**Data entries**
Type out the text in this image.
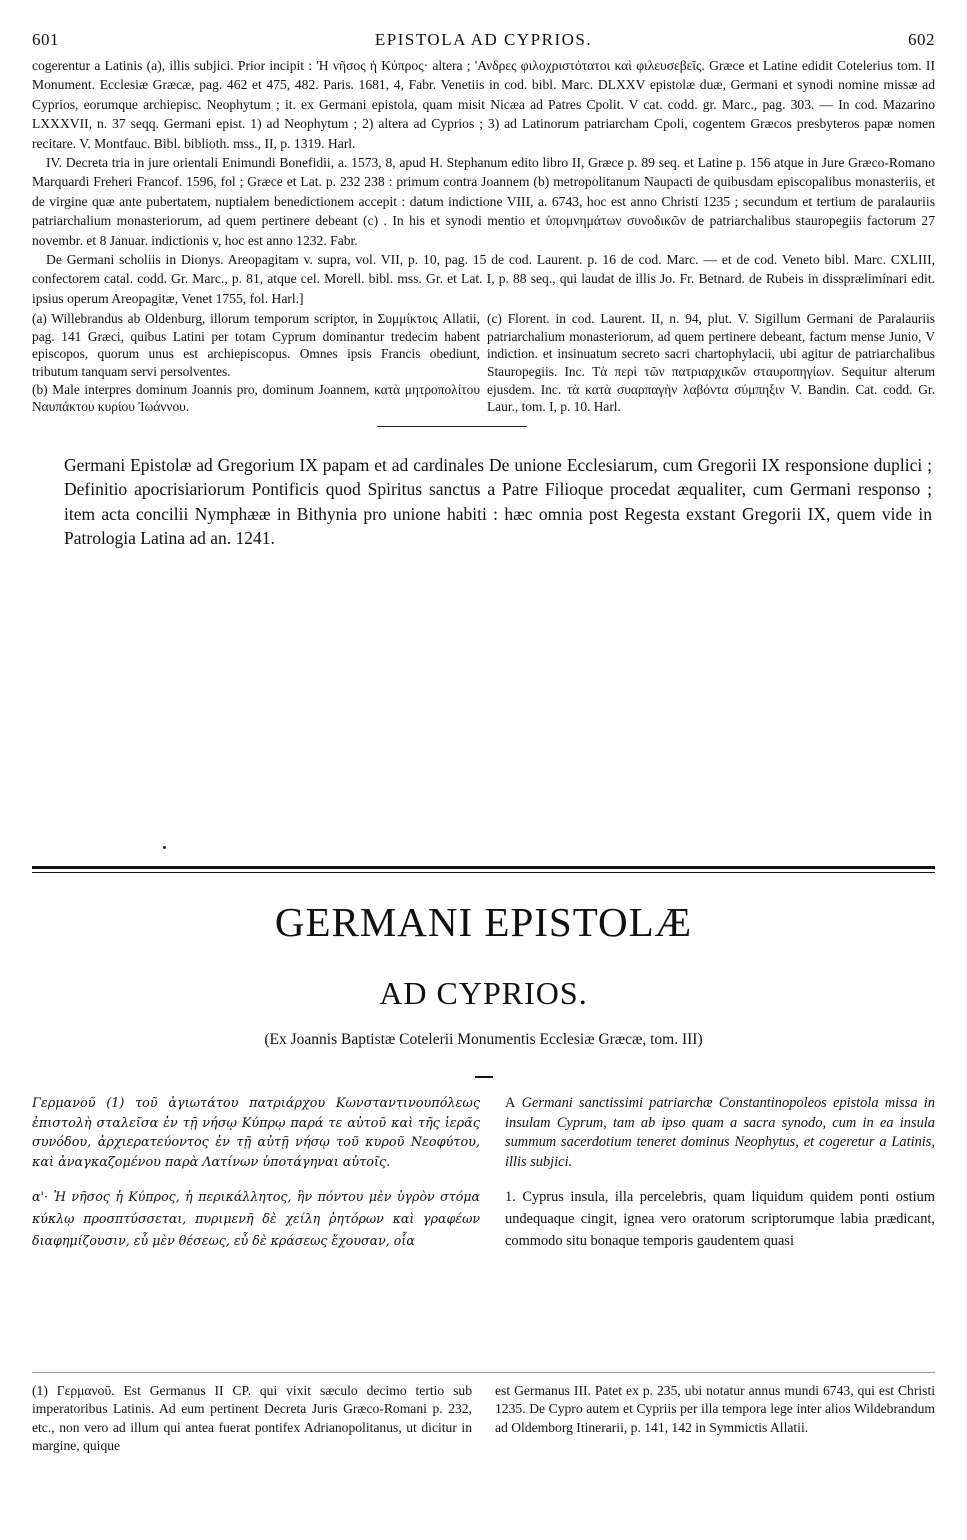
601	EPISTOLA AD CYPRIOS.	602

cogerentur a Latinis (a), illis subjici. Prior incipit : 'Η νῆσος ἡ Κύπρος· altera ; 'Ανδρες φιλοχριστότατοι καὶ φιλευσεβεῖς. Græce et Latine edidit Cotelerius tom. II Monument. Ecclesiæ Græcæ, pag. 462 et 475, 482. Paris. 1681, 4, Fabr. Venetiis in cod. bibl. Marc. DLXXV epistolæ duæ, Germani et synodi nomine missæ ad Cyprios, eorumque archiepisc. Neophytum ; it. ex Germani epistola, quam misit Nicæa ad Patres Cpolit. V cat. codd. gr. Marc., pag. 303. — In cod. Mazarino LXXXVII, n. 37 seqq. Germani epist. 1) ad Neophytum ; 2) altera ad Cyprios ; 3) ad Latinorum patriarcham Cpoli, cogentem Græcos presbyteros papæ nomen recitare. V. Montfauc. Bibl. biblioth. mss., II, p. 1319. Harl.

IV. Decreta tria in jure orientali Enimundi Bonefidii, a. 1573, 8, apud H. Stephanum edito libro II, Græce p. 89 seq. et Latine p. 156 atque in Jure Græco-Romano Marquardi Freheri Francof. 1596, fol ; Græce et Lat. p. 232 238 : primum contra Joannem (b) metropolitanum Naupacti de quibusdam episcopalibus monasteriis, et de virgine quæ ante pubertatem, nuptialem benedictionem accepit : datum indictione VIII, a. 6743, hoc est anno Christi 1235 ; secundum et tertium de paralauriis patriarchalium monasteriorum, ad quem pertinere debeant (c) . In his et synodi mentio et ὑπομνημάτων συνοδικῶν de patriarchalibus stauropegiis factorum 27 novembr. et 8 Januar. indictionis v, hoc est anno 1232. Fabr.

De Germani scholiis in Dionys. Areopagitam v. supra, vol. VII, p. 10, pag. 15 de cod. Laurent. p. 16 de cod. Marc. — et de cod. Veneto bibl. Marc. CXLIII, confectorem catal. codd. Gr. Marc., p. 81, atque cel. Morell. bibl. mss. Gr. et Lat. I, p. 88 seq., qui laudat de illis Jo. Fr. Betnard. de Rubeis in dissprælimínari edit. ipsius operum Areopagitæ, Venet 1755, fol. Harl.]

(a) Willebrandus ab Oldenburg, illorum temporum scriptor, in Συμμίκτοις Allatii, pag. 141 Græci, quibus Latini per totam Cyprum dominantur tredecim habent episcopos, quorum unus est archiepiscopus. Omnes ipsis Francis obediunt, tributum tanquam servi persolventes.

(b) Male interpres dominum Joannis pro, dominum Joannem, κατὰ μητροπολίτου Ναυπάκτου κυρίου Ἰωάννου.

(c) Florent. in cod. Laurent. II, n. 94, plut. V. Sigillum Germani de Paralauriis patriarchalium monasteriorum, ad quem pertinere debeant, factum mense Junio, V indiction. et insinuatum secreto sacri chartophylacii, ubi agitur de patriarchalibus Stauropegiis. Inc. Τὰ περὶ τῶν πατριαρχικῶν σταυροπηγίων. Sequitur alterum ejusdem. Inc. τὰ κατὰ συαρπαγὴν λαβόντα σύμπηξιν V. Bandin. Cat. codd. Gr. Laur., tom. I, p. 10. Harl.

Germani Epistolæ ad Gregorium IX papam et ad cardinales De unione Ecclesiarum, cum Gregorii IX responsione duplici ; Definitio apocrisiariorum Pontificis quod Spiritus sanctus a Patre Filioque procedat æqualiter, cum Germani responso ; item acta concilii Nymphææ in Bithynia pro unione habiti : hæc omnia post Regesta exstant Gregorii IX, quem vide in Patrologia Latina ad an. 1241.

GERMANI EPISTOLÆ
AD CYPRIOS.
(Ex Joannis Baptistæ Cotelerii Monumentis Ecclesiæ Græcæ, tom. III)

Γερμανοῦ (1) τοῦ ἁγιωτάτου πατριάρχου Κωνσταντινουπόλεως ἐπιστολὴ σταλεῖσα ἐν τῇ νήσῳ Κύπρῳ παρά τε αὐτοῦ καὶ τῆς ἱερᾶς συνόδου, ἀρχιερατεύοντος ἐν τῇ αὐτῇ νήσῳ τοῦ κυροῦ Νεοφύτου, καὶ ἀναγκαζομένου παρὰ Λατίνων ὑποτάγηναι αὐτοῖς.

α'· Ἡ νῆσος ἡ Κύπρος, ἡ περικάλλητος, ἣν πόντου μὲν ὑγρὸν στόμα κύκλῳ προσπτύσσεται, πυριμενῆ δὲ χείλη ῥητόρων καὶ γραφέων διαφημίζουσιν, εὖ μὲν θέσεως, εὖ δὲ κράσεως ἔχουσαν, οἷα

A Germani sanctissimi patriarchæ Constantinopoleos epistola missa in insulam Cyprum, tam ab ipso quam a sacra synodo, cum in ea insula summum sacerdotium teneret dominus Neophytus, et cogeretur a Latinis, illis subjici.

1. Cyprus insula, illa percelebris, quam liquidum quidem ponti ostium undequaque cingit, ignea vero oratorum scriptorumque labia prædicant, commodo situ bonaque temporis gaudentem quasi

(1) Γερμανοῦ. Est Germanus II CP. qui vixit sæculo decimo tertio sub imperatoribus Latinis. Ad eum pertinent Decreta Juris Græco-Romani p. 232, etc., non vero ad illum qui antea fuerat pontifex Adrianopolitanus, ut dicitur in margine, quique

est Germanus III. Patet ex p. 235, ubi notatur annus mundi 6743, qui est Christi 1235. De Cypro autem et Cypriis per illa tempora lege inter alios Wildebrandum ad Oldemborg Itinerarii, p. 141, 142 in Symmictis Allatii.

**Instruction**
Working from the listing above, pick out every line that has "Joannis" and copy it.

**Task result**
(b) Male interpres dominum Joannis pro, dominum Joannem, κατὰ μητροπολίτου Ναυπάκτου κυρίου Ἰωάννου.
(Ex Joannis Baptistæ Cotelerii Monumentis Ecclesiæ Græcæ, tom. III)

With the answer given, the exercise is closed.